## What is being asked
Repeat each record below exactly, dropping the pictures.

## Materials provided
----

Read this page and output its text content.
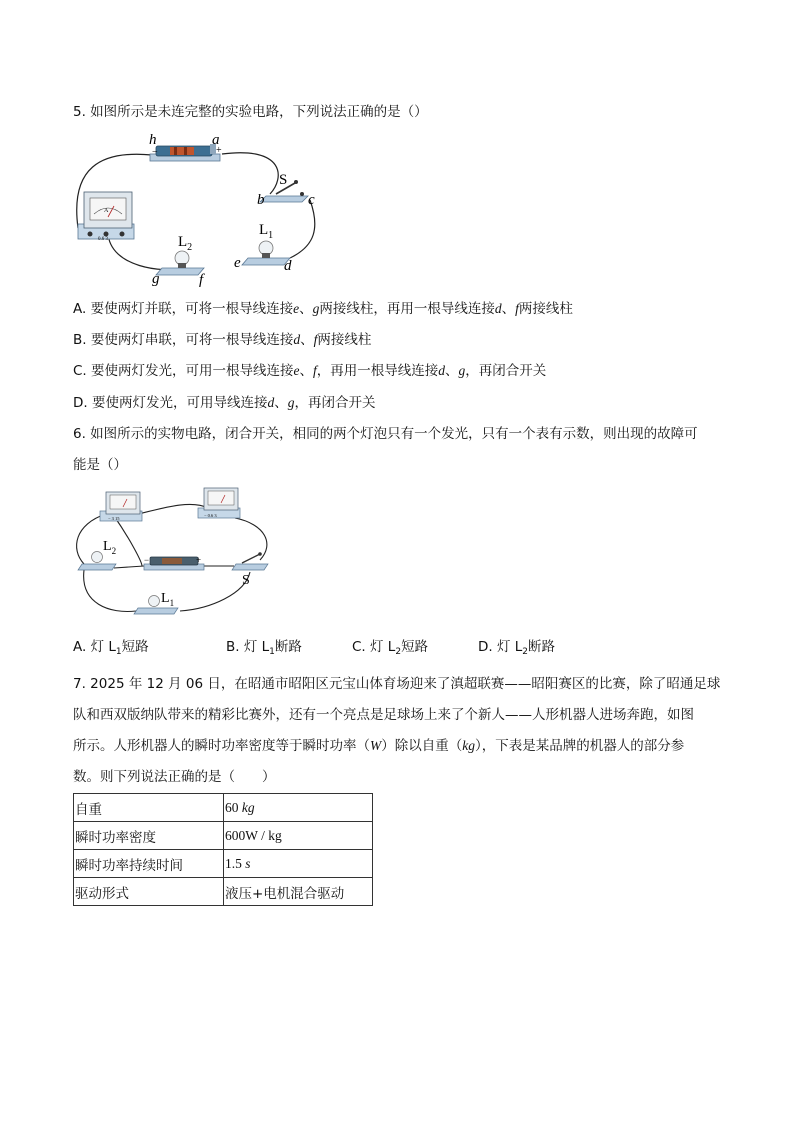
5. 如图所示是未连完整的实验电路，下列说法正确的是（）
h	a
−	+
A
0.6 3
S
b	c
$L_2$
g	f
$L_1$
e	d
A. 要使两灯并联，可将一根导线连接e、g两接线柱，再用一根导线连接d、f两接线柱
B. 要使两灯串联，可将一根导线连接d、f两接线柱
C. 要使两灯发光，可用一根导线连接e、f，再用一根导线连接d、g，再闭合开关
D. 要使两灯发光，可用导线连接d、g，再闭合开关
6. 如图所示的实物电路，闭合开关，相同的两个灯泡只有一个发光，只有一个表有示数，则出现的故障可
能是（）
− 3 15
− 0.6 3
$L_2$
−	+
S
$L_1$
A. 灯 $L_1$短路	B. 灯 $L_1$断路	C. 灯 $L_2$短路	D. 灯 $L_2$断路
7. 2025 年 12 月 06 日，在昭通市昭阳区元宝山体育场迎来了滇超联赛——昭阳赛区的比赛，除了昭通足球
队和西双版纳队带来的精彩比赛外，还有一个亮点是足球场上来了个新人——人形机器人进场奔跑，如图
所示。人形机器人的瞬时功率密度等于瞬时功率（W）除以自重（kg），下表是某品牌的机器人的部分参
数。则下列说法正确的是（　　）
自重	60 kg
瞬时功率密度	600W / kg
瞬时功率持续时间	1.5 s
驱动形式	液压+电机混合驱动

----

## Answer to this exercise
Read this page and output its text content.
5. 如图所示是未连完整的实验电路，下列说法正确的是（）
h	a
−	+
A
0.6 3
S
b	c
$L_2$
g	f
$L_1$
e	d
A. 要使两灯并联，可将一根导线连接e、g两接线柱，再用一根导线连接d、f两接线柱
B. 要使两灯串联，可将一根导线连接d、f两接线柱
C. 要使两灯发光，可用一根导线连接e、f，再用一根导线连接d、g，再闭合开关
D. 要使两灯发光，可用导线连接d、g，再闭合开关
6. 如图所示的实物电路，闭合开关，相同的两个灯泡只有一个发光，只有一个表有示数，则出现的故障可
能是（）
− 3 15
− 0.6 3
$L_2$
−	+
S
$L_1$
A. 灯 $L_1$短路	B. 灯 $L_1$断路	C. 灯 $L_2$短路	D. 灯 $L_2$断路
7. 2025 年 12 月 06 日，在昭通市昭阳区元宝山体育场迎来了滇超联赛——昭阳赛区的比赛，除了昭通足球
队和西双版纳队带来的精彩比赛外，还有一个亮点是足球场上来了个新人——人形机器人进场奔跑，如图
所示。人形机器人的瞬时功率密度等于瞬时功率（W）除以自重（kg），下表是某品牌的机器人的部分参
数。则下列说法正确的是（　　）
自重	60 kg
瞬时功率密度	600W / kg
瞬时功率持续时间	1.5 s
驱动形式	液压+电机混合驱动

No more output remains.